→ **WORK TO COMPLETE**
Copy each line with the word "Salı" in it.

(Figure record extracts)
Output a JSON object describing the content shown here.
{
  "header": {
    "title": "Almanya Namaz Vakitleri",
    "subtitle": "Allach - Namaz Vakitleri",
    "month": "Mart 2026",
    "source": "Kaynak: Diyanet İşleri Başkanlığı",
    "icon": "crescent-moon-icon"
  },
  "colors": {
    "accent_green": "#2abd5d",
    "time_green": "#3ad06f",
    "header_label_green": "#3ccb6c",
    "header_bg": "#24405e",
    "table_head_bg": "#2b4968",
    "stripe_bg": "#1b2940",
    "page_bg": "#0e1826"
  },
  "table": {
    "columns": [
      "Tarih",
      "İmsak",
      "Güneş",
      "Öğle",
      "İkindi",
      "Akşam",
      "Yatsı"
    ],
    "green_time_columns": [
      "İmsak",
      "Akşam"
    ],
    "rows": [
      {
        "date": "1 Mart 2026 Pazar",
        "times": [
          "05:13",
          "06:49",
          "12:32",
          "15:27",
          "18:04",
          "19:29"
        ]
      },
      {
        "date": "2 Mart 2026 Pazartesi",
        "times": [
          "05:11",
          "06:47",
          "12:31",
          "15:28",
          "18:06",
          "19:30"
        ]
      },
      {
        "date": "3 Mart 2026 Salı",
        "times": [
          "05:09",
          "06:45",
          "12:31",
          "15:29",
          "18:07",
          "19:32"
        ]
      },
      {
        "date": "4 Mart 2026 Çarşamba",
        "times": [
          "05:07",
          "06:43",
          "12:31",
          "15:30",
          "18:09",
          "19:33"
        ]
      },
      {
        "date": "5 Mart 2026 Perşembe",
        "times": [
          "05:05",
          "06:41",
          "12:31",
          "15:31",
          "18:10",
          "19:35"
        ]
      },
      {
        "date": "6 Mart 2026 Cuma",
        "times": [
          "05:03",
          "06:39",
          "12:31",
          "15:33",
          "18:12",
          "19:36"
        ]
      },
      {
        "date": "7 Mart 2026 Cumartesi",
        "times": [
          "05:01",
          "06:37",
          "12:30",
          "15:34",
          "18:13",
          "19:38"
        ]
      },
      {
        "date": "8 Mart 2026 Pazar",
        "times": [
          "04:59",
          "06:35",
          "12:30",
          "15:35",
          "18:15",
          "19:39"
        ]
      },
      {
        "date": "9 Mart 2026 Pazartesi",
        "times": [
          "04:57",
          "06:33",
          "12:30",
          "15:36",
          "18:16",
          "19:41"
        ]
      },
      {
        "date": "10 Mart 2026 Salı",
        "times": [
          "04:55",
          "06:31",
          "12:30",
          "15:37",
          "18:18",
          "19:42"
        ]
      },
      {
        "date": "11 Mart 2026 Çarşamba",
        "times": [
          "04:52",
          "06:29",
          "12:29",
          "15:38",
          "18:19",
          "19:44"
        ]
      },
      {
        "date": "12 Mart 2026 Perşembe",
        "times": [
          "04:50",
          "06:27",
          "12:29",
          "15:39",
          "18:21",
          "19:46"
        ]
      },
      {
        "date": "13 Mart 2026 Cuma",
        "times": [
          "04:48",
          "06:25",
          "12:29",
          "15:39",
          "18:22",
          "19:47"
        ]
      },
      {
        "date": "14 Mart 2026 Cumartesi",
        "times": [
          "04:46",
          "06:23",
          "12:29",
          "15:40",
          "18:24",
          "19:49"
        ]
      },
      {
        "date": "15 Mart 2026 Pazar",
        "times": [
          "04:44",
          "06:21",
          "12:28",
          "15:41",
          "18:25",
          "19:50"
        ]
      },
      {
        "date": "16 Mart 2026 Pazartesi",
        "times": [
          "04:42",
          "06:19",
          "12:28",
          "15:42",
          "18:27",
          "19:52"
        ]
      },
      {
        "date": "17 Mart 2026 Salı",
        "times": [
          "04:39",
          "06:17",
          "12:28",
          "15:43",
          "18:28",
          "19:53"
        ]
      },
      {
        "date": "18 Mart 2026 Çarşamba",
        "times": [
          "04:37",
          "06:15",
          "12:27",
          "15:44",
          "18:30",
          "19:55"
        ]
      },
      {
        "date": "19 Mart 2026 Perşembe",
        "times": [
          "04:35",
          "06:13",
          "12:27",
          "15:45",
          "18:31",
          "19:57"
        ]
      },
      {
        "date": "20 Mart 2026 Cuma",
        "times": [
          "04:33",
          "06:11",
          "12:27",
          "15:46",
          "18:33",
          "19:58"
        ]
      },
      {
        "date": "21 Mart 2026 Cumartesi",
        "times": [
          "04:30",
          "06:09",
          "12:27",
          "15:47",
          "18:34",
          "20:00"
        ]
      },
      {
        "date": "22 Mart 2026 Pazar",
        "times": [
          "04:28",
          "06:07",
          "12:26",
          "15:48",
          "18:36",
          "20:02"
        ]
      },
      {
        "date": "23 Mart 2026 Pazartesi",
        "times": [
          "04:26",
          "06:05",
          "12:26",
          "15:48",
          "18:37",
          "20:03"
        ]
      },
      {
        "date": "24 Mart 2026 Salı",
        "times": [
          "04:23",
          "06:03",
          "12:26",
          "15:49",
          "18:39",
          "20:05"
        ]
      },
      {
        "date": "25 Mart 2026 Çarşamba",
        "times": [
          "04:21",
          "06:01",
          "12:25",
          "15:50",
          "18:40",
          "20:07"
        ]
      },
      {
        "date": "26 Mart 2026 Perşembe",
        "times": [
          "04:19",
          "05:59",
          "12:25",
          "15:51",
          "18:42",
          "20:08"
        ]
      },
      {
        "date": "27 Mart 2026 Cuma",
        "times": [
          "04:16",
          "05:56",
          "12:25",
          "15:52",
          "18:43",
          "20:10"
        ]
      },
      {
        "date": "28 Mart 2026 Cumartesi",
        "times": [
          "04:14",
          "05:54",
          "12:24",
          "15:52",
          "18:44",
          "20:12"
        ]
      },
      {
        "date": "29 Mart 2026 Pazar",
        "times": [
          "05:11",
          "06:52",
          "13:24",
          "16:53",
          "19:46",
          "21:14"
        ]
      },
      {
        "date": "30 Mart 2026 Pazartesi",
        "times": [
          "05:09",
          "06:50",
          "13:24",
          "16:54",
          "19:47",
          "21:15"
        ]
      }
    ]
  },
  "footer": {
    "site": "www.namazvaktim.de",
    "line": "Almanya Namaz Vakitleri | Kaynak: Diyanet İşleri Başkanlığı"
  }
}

→ **TASK RESULT**
        "date": "3 Mart 2026 Salı",
        "date": "10 Mart 2026 Salı",
        "date": "17 Mart 2026 Salı",
        "date": "24 Mart 2026 Salı",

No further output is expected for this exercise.